start Dataset excerpts
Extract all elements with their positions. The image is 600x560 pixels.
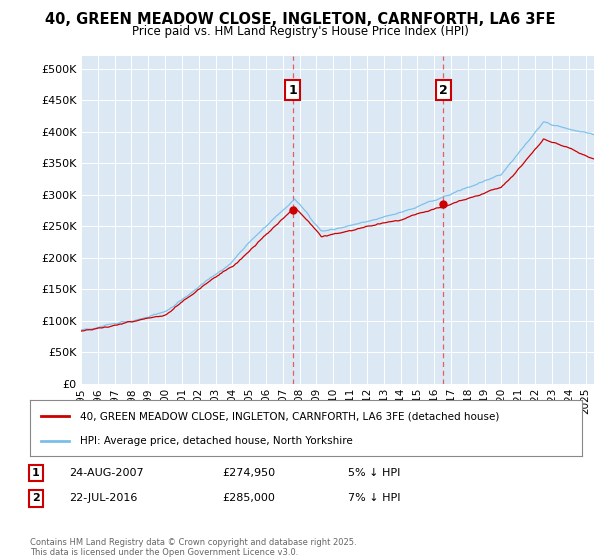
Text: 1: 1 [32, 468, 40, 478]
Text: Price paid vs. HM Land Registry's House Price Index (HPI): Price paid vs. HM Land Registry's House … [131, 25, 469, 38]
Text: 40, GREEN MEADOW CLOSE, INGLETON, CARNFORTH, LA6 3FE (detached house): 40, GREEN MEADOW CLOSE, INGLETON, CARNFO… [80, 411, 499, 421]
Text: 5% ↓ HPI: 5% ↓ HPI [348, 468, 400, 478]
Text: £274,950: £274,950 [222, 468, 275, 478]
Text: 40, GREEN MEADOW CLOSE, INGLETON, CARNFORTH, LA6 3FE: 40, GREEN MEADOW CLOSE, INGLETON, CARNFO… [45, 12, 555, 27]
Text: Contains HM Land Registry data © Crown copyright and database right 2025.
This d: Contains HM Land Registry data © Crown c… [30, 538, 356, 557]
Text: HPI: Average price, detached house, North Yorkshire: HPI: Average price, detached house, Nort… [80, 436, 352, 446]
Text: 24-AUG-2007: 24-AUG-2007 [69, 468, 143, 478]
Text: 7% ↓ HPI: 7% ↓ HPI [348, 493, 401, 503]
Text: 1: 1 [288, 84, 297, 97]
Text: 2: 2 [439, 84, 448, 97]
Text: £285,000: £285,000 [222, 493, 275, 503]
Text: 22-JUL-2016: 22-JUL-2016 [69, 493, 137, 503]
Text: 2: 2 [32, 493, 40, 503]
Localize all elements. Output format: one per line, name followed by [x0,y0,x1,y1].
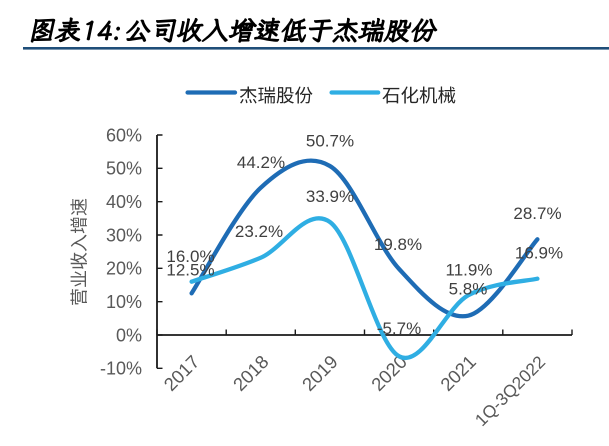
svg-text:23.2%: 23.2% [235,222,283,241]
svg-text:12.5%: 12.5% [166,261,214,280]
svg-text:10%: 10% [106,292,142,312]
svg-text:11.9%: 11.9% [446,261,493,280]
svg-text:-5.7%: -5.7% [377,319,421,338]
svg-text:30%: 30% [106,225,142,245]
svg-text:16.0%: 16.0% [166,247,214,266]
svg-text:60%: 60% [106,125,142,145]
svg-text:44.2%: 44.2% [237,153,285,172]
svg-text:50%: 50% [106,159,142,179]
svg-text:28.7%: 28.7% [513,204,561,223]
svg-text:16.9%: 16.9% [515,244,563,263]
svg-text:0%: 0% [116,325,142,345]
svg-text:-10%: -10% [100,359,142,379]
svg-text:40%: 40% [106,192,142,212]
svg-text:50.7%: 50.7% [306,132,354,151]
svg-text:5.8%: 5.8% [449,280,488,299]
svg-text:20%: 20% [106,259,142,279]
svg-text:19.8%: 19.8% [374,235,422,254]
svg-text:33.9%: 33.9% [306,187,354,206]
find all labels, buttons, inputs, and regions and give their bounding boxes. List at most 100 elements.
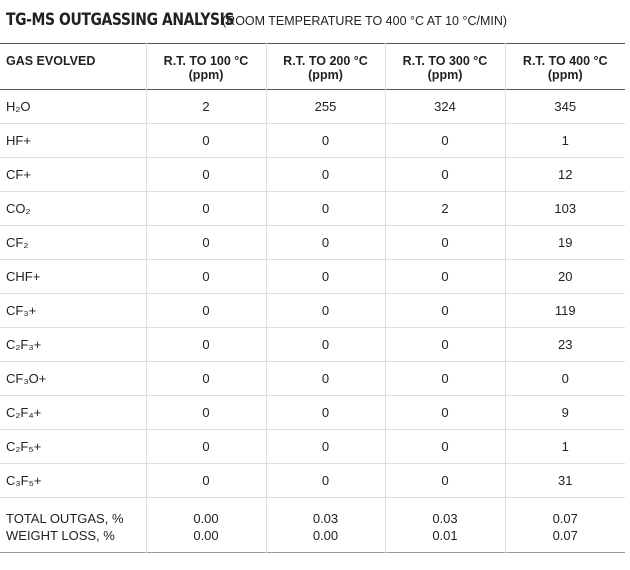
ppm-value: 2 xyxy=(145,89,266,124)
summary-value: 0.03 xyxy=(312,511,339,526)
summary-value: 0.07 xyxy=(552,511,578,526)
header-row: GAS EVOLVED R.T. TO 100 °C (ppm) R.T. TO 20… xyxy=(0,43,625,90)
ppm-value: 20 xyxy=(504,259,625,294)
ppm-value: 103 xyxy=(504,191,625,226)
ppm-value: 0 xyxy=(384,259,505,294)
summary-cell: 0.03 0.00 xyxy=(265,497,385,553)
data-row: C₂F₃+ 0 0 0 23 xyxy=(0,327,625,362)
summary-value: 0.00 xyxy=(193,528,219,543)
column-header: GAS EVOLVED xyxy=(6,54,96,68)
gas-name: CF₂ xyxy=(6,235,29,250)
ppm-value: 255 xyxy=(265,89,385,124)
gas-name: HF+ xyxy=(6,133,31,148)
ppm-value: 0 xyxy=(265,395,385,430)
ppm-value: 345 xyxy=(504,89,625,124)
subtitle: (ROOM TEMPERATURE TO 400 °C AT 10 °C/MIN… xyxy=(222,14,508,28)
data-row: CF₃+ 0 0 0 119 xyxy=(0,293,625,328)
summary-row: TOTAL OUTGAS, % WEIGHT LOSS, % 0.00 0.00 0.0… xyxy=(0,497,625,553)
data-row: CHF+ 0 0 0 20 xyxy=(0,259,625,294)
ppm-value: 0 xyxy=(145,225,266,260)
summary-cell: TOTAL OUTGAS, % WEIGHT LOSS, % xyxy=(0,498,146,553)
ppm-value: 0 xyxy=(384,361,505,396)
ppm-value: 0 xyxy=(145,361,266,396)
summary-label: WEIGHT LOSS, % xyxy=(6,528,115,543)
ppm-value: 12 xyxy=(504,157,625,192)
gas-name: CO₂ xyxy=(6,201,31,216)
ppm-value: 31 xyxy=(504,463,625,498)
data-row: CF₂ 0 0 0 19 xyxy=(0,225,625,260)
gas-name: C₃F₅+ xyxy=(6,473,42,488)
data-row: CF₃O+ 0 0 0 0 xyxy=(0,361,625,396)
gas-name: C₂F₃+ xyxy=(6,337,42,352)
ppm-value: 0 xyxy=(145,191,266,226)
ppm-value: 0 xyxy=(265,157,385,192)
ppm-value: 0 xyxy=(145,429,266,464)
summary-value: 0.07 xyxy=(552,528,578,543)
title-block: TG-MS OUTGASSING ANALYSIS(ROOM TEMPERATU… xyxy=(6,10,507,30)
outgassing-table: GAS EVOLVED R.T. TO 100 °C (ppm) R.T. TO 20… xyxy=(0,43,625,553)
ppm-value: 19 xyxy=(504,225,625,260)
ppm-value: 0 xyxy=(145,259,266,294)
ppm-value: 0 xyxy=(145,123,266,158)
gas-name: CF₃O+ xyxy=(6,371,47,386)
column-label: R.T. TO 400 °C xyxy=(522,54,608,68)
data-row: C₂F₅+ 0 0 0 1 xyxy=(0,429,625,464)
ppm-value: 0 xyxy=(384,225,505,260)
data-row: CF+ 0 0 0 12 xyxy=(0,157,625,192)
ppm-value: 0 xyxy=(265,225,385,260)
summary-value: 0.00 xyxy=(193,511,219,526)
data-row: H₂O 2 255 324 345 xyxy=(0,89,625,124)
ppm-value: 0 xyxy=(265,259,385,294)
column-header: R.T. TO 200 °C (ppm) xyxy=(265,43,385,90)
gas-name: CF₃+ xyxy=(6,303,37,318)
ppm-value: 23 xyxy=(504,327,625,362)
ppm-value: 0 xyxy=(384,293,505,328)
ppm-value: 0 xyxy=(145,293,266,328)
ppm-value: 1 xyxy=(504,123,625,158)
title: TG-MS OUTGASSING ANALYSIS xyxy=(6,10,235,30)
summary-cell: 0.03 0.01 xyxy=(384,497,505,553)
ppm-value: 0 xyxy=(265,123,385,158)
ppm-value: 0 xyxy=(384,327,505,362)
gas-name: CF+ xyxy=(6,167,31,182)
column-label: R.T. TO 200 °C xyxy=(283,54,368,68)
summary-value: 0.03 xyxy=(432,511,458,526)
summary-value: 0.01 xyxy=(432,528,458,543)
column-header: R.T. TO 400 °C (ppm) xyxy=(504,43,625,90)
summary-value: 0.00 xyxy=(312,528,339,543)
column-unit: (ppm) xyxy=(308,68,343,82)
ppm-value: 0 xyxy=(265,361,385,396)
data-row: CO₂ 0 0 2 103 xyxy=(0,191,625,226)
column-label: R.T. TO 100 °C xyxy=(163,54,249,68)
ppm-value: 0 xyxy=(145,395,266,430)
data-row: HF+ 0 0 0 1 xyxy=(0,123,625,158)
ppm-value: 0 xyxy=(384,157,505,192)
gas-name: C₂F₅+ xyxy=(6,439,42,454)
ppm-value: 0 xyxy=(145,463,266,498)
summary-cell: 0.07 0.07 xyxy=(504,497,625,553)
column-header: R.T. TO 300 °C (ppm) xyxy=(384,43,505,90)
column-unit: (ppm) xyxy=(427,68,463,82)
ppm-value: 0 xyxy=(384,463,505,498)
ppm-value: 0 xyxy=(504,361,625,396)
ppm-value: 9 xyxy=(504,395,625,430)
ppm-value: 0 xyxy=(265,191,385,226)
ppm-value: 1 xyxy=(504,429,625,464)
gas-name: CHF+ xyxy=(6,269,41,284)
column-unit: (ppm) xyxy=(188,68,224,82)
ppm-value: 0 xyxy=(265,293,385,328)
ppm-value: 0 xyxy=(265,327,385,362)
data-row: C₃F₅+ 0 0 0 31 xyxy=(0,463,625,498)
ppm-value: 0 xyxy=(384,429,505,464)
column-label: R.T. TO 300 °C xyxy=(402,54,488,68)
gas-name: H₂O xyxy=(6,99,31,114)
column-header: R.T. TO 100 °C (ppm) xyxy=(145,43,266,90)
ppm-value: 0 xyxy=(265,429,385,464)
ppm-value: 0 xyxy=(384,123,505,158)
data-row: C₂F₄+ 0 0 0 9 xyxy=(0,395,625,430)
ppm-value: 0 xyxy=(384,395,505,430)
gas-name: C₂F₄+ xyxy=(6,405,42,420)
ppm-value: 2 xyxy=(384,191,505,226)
end Dataset excerpts
start Dataset excerpts
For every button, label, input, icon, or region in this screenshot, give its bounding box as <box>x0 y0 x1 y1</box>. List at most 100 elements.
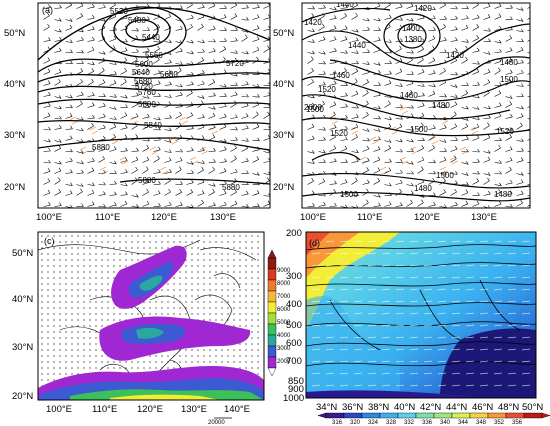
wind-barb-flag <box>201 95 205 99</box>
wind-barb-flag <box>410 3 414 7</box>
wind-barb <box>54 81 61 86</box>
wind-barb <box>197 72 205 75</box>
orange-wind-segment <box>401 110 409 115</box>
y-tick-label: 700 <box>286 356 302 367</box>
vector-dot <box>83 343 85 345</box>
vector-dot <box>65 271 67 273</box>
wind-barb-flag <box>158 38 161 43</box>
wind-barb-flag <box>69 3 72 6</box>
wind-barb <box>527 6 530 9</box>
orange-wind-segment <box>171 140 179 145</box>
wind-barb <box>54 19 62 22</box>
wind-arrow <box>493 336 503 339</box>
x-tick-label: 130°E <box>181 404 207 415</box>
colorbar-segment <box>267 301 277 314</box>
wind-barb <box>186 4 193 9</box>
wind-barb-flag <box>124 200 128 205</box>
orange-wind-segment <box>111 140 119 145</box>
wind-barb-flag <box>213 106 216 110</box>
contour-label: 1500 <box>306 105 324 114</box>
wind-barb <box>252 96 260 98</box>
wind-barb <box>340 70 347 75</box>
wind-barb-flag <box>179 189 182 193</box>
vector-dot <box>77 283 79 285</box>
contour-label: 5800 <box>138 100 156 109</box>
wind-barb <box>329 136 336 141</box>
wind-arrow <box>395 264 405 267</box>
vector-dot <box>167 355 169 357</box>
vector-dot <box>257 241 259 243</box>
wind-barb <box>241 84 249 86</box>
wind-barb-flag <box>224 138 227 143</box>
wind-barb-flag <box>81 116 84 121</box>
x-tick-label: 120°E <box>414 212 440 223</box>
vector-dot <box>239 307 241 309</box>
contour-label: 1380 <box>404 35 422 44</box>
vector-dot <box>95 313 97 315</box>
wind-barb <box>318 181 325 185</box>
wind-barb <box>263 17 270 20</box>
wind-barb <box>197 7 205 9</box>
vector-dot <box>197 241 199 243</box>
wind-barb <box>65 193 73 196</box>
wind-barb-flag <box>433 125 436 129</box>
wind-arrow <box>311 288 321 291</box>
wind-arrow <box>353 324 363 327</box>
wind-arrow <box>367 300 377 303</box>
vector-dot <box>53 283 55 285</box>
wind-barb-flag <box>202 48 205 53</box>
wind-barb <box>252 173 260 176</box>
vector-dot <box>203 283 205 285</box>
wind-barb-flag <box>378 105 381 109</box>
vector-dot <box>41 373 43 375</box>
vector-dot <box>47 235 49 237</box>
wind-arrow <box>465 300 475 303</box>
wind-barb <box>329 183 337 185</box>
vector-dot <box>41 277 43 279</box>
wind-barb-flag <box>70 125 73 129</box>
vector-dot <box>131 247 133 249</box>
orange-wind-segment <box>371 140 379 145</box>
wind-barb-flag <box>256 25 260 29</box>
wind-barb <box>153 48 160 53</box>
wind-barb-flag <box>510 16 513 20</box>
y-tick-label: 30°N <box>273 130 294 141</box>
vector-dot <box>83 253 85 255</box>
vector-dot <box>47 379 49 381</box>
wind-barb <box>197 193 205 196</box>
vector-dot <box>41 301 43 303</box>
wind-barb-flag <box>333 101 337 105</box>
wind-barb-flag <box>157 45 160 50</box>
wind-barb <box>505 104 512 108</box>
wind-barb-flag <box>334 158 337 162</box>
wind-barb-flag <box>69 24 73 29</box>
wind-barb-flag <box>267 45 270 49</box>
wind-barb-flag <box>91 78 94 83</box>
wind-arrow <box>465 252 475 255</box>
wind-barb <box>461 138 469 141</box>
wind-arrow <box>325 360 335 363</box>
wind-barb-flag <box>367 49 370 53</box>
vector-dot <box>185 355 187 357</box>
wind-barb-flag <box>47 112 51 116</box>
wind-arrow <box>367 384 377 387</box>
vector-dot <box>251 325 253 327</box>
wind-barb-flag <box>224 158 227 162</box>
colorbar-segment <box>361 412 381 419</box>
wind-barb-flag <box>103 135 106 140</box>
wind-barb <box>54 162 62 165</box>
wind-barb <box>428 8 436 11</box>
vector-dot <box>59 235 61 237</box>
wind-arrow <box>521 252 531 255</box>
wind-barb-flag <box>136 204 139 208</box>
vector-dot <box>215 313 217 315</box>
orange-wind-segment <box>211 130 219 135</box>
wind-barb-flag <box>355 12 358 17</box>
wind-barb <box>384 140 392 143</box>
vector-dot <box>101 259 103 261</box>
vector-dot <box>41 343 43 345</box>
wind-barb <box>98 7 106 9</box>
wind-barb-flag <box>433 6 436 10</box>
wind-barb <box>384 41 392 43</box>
end Dataset excerpts
_What you should do_
Pick out every line in the records above that contains the word "Land", and copy each one.

_Response to the exercise_
Text: Price paid vs. HM Land Registry's House Price Index (HPI): Price paid vs. HM Land Registry's House … [131, 25, 469, 38]
Text: Contains HM Land Registry data © Crown copyright and database right 2025.
This d: Contains HM Land Registry data © Crown c… [30, 538, 356, 557]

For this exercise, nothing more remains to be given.